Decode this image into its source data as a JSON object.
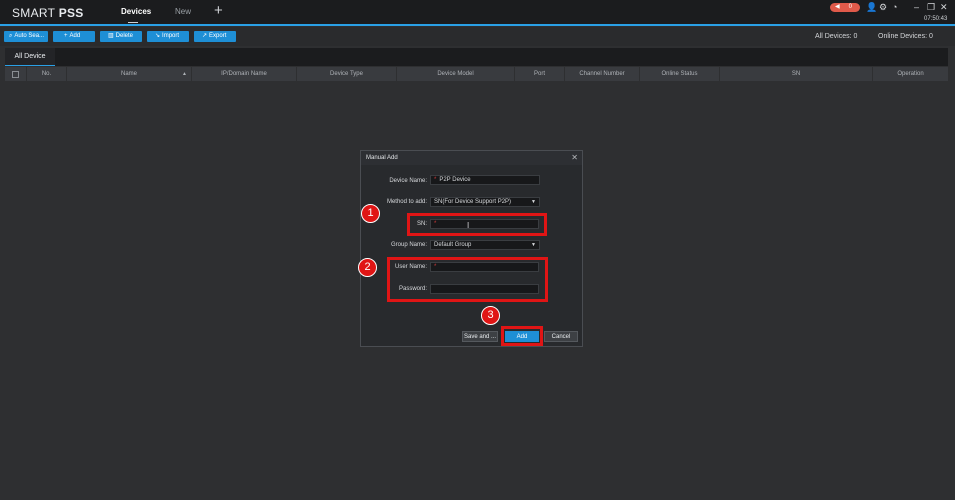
{
  "app": {
    "logo_part1": "SMART ",
    "logo_part2": "PSS",
    "tabs": [
      "Devices",
      "New"
    ],
    "add_tab_icon": "plus-icon",
    "alarm_count": "0",
    "clock": "07:50:43",
    "accent_color": "#2aa0e6"
  },
  "toolbar": {
    "buttons": [
      {
        "label": "Auto Sea...",
        "icon": "search-icon"
      },
      {
        "label": "Add",
        "icon": "plus-icon"
      },
      {
        "label": "Delete",
        "icon": "trash-icon"
      },
      {
        "label": "Import",
        "icon": "import-icon"
      },
      {
        "label": "Export",
        "icon": "export-icon"
      }
    ],
    "all_devices_label": "All Devices:",
    "all_devices_count": "0",
    "online_devices_label": "Online Devices:",
    "online_devices_count": "0"
  },
  "device_tab": "All Device",
  "table": {
    "columns": [
      "No.",
      "Name",
      "IP/Domain Name",
      "Device Type",
      "Device Model",
      "Port",
      "Channel Number",
      "Online Status",
      "SN",
      "Operation"
    ]
  },
  "dialog": {
    "title": "Manual Add",
    "device_name_label": "Device Name:",
    "device_name_value": "P2P Device",
    "method_label": "Method to add:",
    "method_value": "SN(For Device Support P2P)",
    "sn_label": "SN:",
    "sn_value": "",
    "group_label": "Group Name:",
    "group_value": "Default Group",
    "username_label": "User Name:",
    "username_value": "",
    "password_label": "Password:",
    "password_value": "",
    "required_mark": "*",
    "save_and_label": "Save and ...",
    "add_label": "Add",
    "cancel_label": "Cancel"
  },
  "annotations": {
    "markers": [
      "1",
      "2",
      "3"
    ],
    "highlight_color": "#e01515"
  }
}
● ● ● ● ● ● ●
# Aim:
Every entry above needs to be retyped exactly; drop the pictures.

# Correct response:
Decode this image into its source data as a JSON object.
{
  "app": {
    "logo_part1": "SMART ",
    "logo_part2": "PSS",
    "tabs": [
      "Devices",
      "New"
    ],
    "add_tab_icon": "plus-icon",
    "alarm_count": "0",
    "clock": "07:50:43",
    "accent_color": "#2aa0e6"
  },
  "toolbar": {
    "buttons": [
      {
        "label": "Auto Sea...",
        "icon": "search-icon"
      },
      {
        "label": "Add",
        "icon": "plus-icon"
      },
      {
        "label": "Delete",
        "icon": "trash-icon"
      },
      {
        "label": "Import",
        "icon": "import-icon"
      },
      {
        "label": "Export",
        "icon": "export-icon"
      }
    ],
    "all_devices_label": "All Devices:",
    "all_devices_count": "0",
    "online_devices_label": "Online Devices:",
    "online_devices_count": "0"
  },
  "device_tab": "All Device",
  "table": {
    "columns": [
      "No.",
      "Name",
      "IP/Domain Name",
      "Device Type",
      "Device Model",
      "Port",
      "Channel Number",
      "Online Status",
      "SN",
      "Operation"
    ]
  },
  "dialog": {
    "title": "Manual Add",
    "device_name_label": "Device Name:",
    "device_name_value": "P2P Device",
    "method_label": "Method to add:",
    "method_value": "SN(For Device Support P2P)",
    "sn_label": "SN:",
    "sn_value": "",
    "group_label": "Group Name:",
    "group_value": "Default Group",
    "username_label": "User Name:",
    "username_value": "",
    "password_label": "Password:",
    "password_value": "",
    "required_mark": "*",
    "save_and_label": "Save and ...",
    "add_label": "Add",
    "cancel_label": "Cancel"
  },
  "annotations": {
    "markers": [
      "1",
      "2",
      "3"
    ],
    "highlight_color": "#e01515"
  }
}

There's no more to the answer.